» **TASK DIRECTIONS**:
Skip every image and restate the data word for word.

» **GIVEN INFORMATION**:

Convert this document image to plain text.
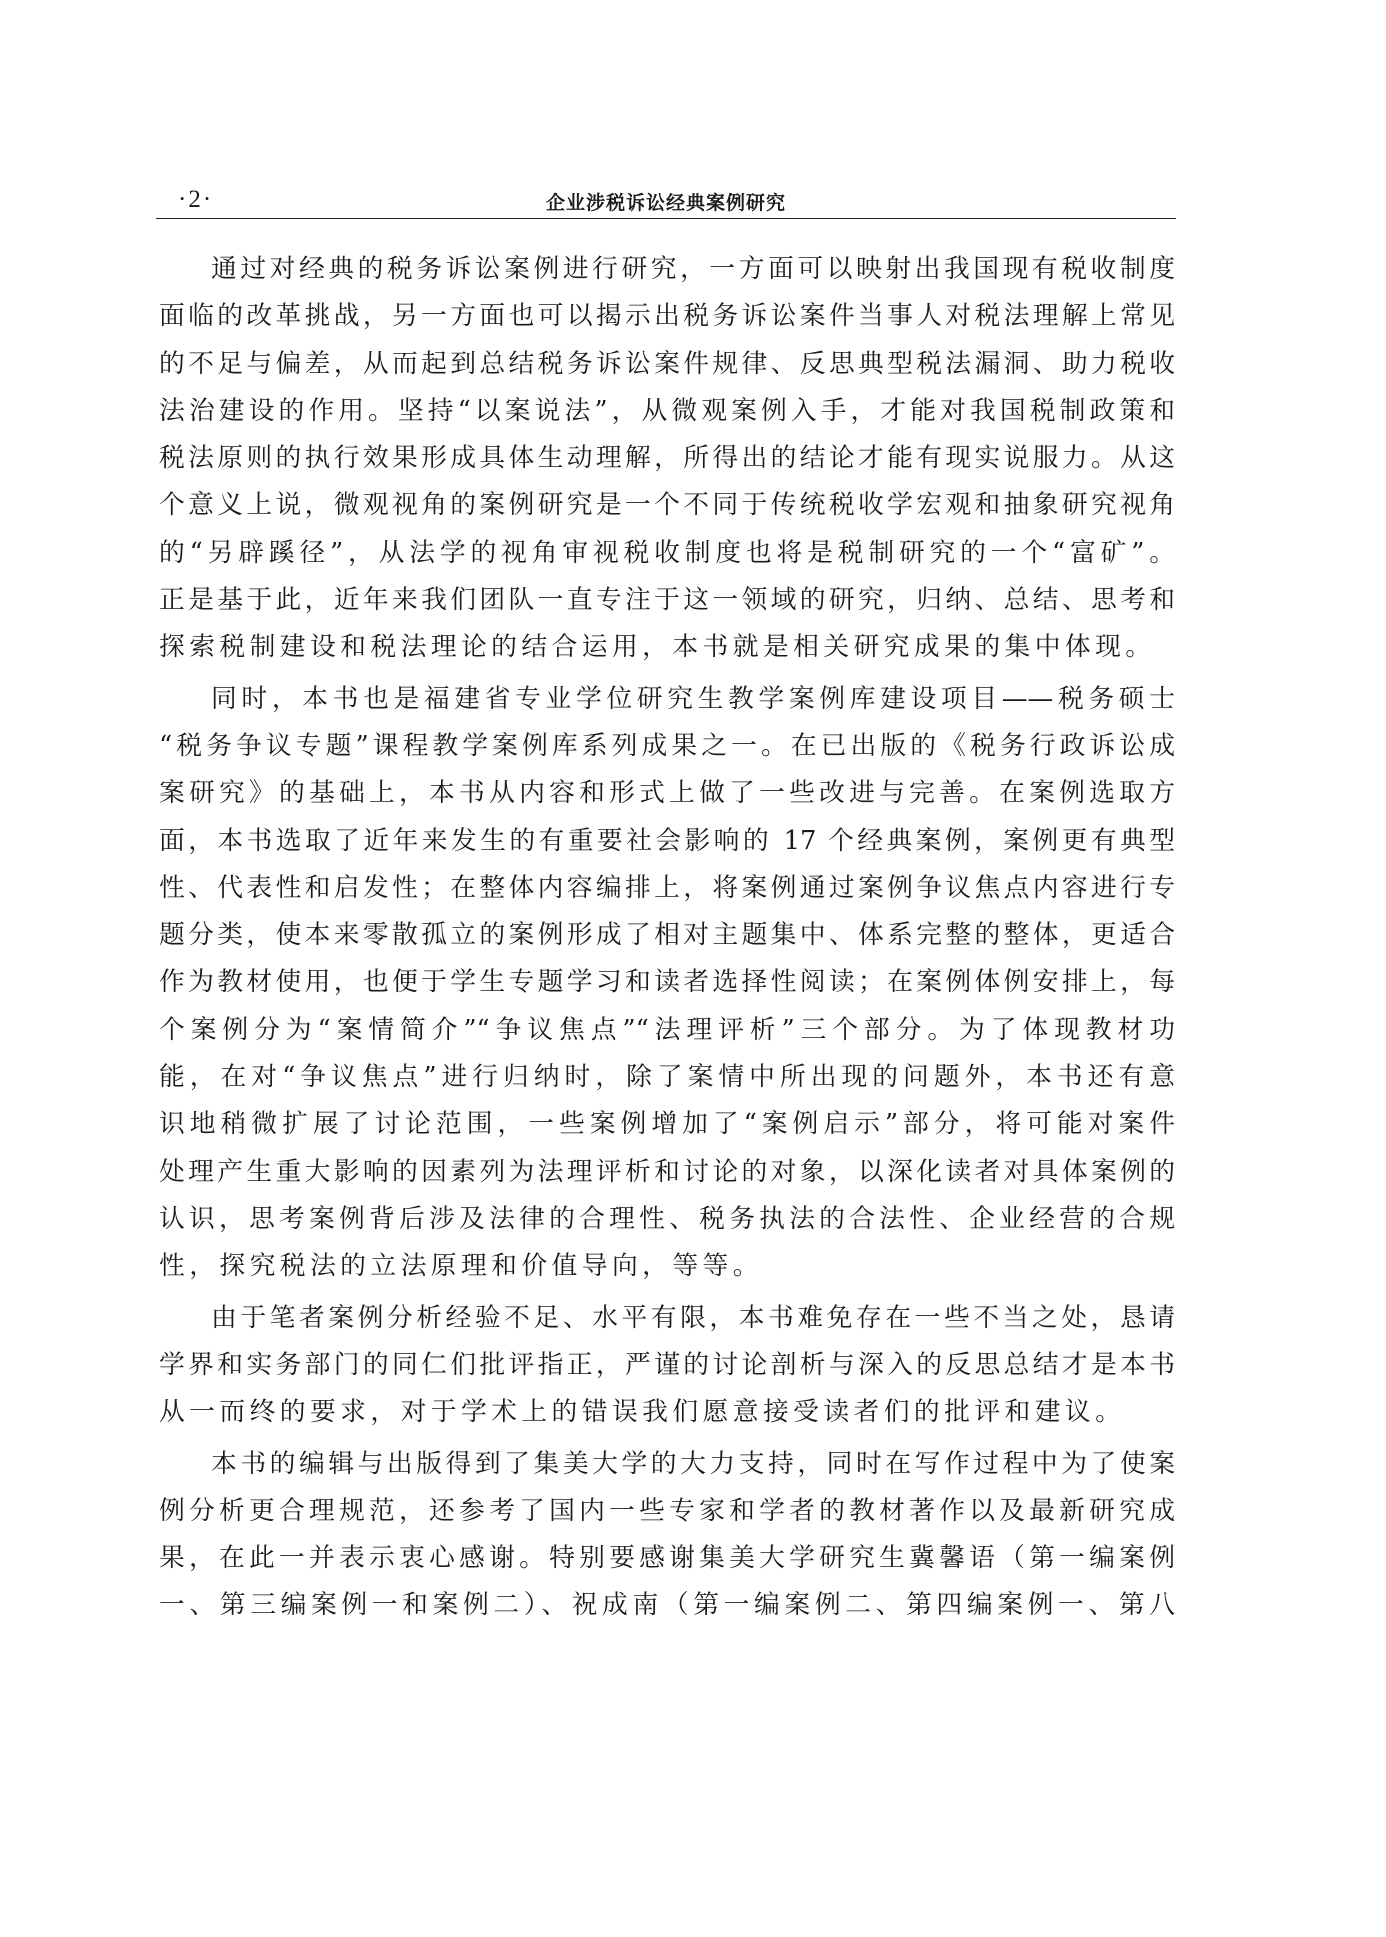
·2·	企业涉税诉讼经典案例研究
通过对经典的税务诉讼案例进行研究，一方面可以映射出我国现有税收制度
面临的改革挑战，另一方面也可以揭示出税务诉讼案件当事人对税法理解上常见
的不足与偏差，从而起到总结税务诉讼案件规律、反思典型税法漏洞、助力税收
法治建设的作用。坚持“以案说法”，从微观案例入手，才能对我国税制政策和
税法原则的执行效果形成具体生动理解，所得出的结论才能有现实说服力。从这
个意义上说，微观视角的案例研究是一个不同于传统税收学宏观和抽象研究视角
的“另辟蹊径”，从法学的视角审视税收制度也将是税制研究的一个“富矿”。
正是基于此，近年来我们团队一直专注于这一领域的研究，归纳、总结、思考和
探索税制建设和税法理论的结合运用，本书就是相关研究成果的集中体现。
同时，本书也是福建省专业学位研究生教学案例库建设项目——税务硕士
“税务争议专题”课程教学案例库系列成果之一。在已出版的《税务行政诉讼成
案研究》的基础上，本书从内容和形式上做了一些改进与完善。在案例选取方
面，本书选取了近年来发生的有重要社会影响的 17 个经典案例，案例更有典型
性、代表性和启发性；在整体内容编排上，将案例通过案例争议焦点内容进行专
题分类，使本来零散孤立的案例形成了相对主题集中、体系完整的整体，更适合
作为教材使用，也便于学生专题学习和读者选择性阅读；在案例体例安排上，每
个案例分为“案情简介”“争议焦点”“法理评析”三个部分。为了体现教材功
能，在对“争议焦点”进行归纳时，除了案情中所出现的问题外，本书还有意
识地稍微扩展了讨论范围，一些案例增加了“案例启示”部分，将可能对案件
处理产生重大影响的因素列为法理评析和讨论的对象，以深化读者对具体案例的
认识，思考案例背后涉及法律的合理性、税务执法的合法性、企业经营的合规
性，探究税法的立法原理和价值导向，等等。
由于笔者案例分析经验不足、水平有限，本书难免存在一些不当之处，恳请
学界和实务部门的同仁们批评指正，严谨的讨论剖析与深入的反思总结才是本书
从一而终的要求，对于学术上的错误我们愿意接受读者们的批评和建议。
本书的编辑与出版得到了集美大学的大力支持，同时在写作过程中为了使案
例分析更合理规范，还参考了国内一些专家和学者的教材著作以及最新研究成
果，在此一并表示衷心感谢。特别要感谢集美大学研究生冀馨语（第一编案例
一、第三编案例一和案例二）、祝成南（第一编案例二、第四编案例一、第八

» **FULL OUTPUT**:
Convert this document image to plain text.
·2·	企业涉税诉讼经典案例研究
通过对经典的税务诉讼案例进行研究，一方面可以映射出我国现有税收制度
面临的改革挑战，另一方面也可以揭示出税务诉讼案件当事人对税法理解上常见
的不足与偏差，从而起到总结税务诉讼案件规律、反思典型税法漏洞、助力税收
法治建设的作用。坚持“以案说法”，从微观案例入手，才能对我国税制政策和
税法原则的执行效果形成具体生动理解，所得出的结论才能有现实说服力。从这
个意义上说，微观视角的案例研究是一个不同于传统税收学宏观和抽象研究视角
的“另辟蹊径”，从法学的视角审视税收制度也将是税制研究的一个“富矿”。
正是基于此，近年来我们团队一直专注于这一领域的研究，归纳、总结、思考和
探索税制建设和税法理论的结合运用，本书就是相关研究成果的集中体现。
同时，本书也是福建省专业学位研究生教学案例库建设项目——税务硕士
“税务争议专题”课程教学案例库系列成果之一。在已出版的《税务行政诉讼成
案研究》的基础上，本书从内容和形式上做了一些改进与完善。在案例选取方
面，本书选取了近年来发生的有重要社会影响的 17 个经典案例，案例更有典型
性、代表性和启发性；在整体内容编排上，将案例通过案例争议焦点内容进行专
题分类，使本来零散孤立的案例形成了相对主题集中、体系完整的整体，更适合
作为教材使用，也便于学生专题学习和读者选择性阅读；在案例体例安排上，每
个案例分为“案情简介”“争议焦点”“法理评析”三个部分。为了体现教材功
能，在对“争议焦点”进行归纳时，除了案情中所出现的问题外，本书还有意
识地稍微扩展了讨论范围，一些案例增加了“案例启示”部分，将可能对案件
处理产生重大影响的因素列为法理评析和讨论的对象，以深化读者对具体案例的
认识，思考案例背后涉及法律的合理性、税务执法的合法性、企业经营的合规
性，探究税法的立法原理和价值导向，等等。
由于笔者案例分析经验不足、水平有限，本书难免存在一些不当之处，恳请
学界和实务部门的同仁们批评指正，严谨的讨论剖析与深入的反思总结才是本书
从一而终的要求，对于学术上的错误我们愿意接受读者们的批评和建议。
本书的编辑与出版得到了集美大学的大力支持，同时在写作过程中为了使案
例分析更合理规范，还参考了国内一些专家和学者的教材著作以及最新研究成
果，在此一并表示衷心感谢。特别要感谢集美大学研究生冀馨语（第一编案例
一、第三编案例一和案例二）、祝成南（第一编案例二、第四编案例一、第八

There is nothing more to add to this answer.